> _Exercise_
Extract the data exactly, missing nothing.

> _Saved entries_
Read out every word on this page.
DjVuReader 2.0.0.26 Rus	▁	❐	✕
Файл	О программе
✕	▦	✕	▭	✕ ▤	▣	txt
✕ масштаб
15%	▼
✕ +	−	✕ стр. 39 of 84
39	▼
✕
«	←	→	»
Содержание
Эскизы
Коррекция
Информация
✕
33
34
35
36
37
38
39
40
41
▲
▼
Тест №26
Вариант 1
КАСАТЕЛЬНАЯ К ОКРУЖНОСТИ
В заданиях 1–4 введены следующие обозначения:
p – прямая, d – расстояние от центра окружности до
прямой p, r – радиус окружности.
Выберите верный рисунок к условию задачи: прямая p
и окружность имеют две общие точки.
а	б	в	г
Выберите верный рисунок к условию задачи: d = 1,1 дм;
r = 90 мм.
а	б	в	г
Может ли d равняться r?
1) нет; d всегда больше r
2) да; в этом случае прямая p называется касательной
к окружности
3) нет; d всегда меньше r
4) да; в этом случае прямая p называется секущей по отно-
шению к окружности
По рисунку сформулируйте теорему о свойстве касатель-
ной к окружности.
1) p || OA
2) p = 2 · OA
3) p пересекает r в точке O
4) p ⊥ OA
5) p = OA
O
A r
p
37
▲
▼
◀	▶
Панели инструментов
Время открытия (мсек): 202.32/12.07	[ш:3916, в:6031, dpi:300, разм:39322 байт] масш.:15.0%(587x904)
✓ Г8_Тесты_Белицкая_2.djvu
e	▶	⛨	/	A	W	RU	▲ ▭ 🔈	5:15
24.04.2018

> _The solution_
Read out every word on this page.
DjVuReader 2.0.0.26 Rus	▁	❐	✕
Файл	О программе
✕	▦	✕	▭	✕ ▤	▣	txt
✕ масштаб
15%	▼
✕ +	−	✕ стр. 39 of 84
39	▼
✕
«	←	→	»
Содержание
Эскизы
Коррекция
Информация
✕
33
34
35
36
37
38
39
40
41
▲
▼
Тест №26
Вариант 1
КАСАТЕЛЬНАЯ К ОКРУЖНОСТИ
В заданиях 1–4 введены следующие обозначения:
p – прямая, d – расстояние от центра окружности до
прямой p, r – радиус окружности.
Выберите верный рисунок к условию задачи: прямая p
и окружность имеют две общие точки.
а	б	в	г
Выберите верный рисунок к условию задачи: d = 1,1 дм;
r = 90 мм.
а	б	в	г
Может ли d равняться r?
1) нет; d всегда больше r
2) да; в этом случае прямая p называется касательной
к окружности
3) нет; d всегда меньше r
4) да; в этом случае прямая p называется секущей по отно-
шению к окружности
По рисунку сформулируйте теорему о свойстве касатель-
ной к окружности.
1) p || OA
2) p = 2 · OA
3) p пересекает r в точке O
4) p ⊥ OA
5) p = OA
O
A r
p
37
▲
▼
◀	▶
Панели инструментов
Время открытия (мсек): 202.32/12.07	[ш:3916, в:6031, dpi:300, разм:39322 байт] масш.:15.0%(587x904)
✓ Г8_Тесты_Белицкая_2.djvu
e	▶	⛨	/	A	W	RU	▲ ▭ 🔈	5:15
24.04.2018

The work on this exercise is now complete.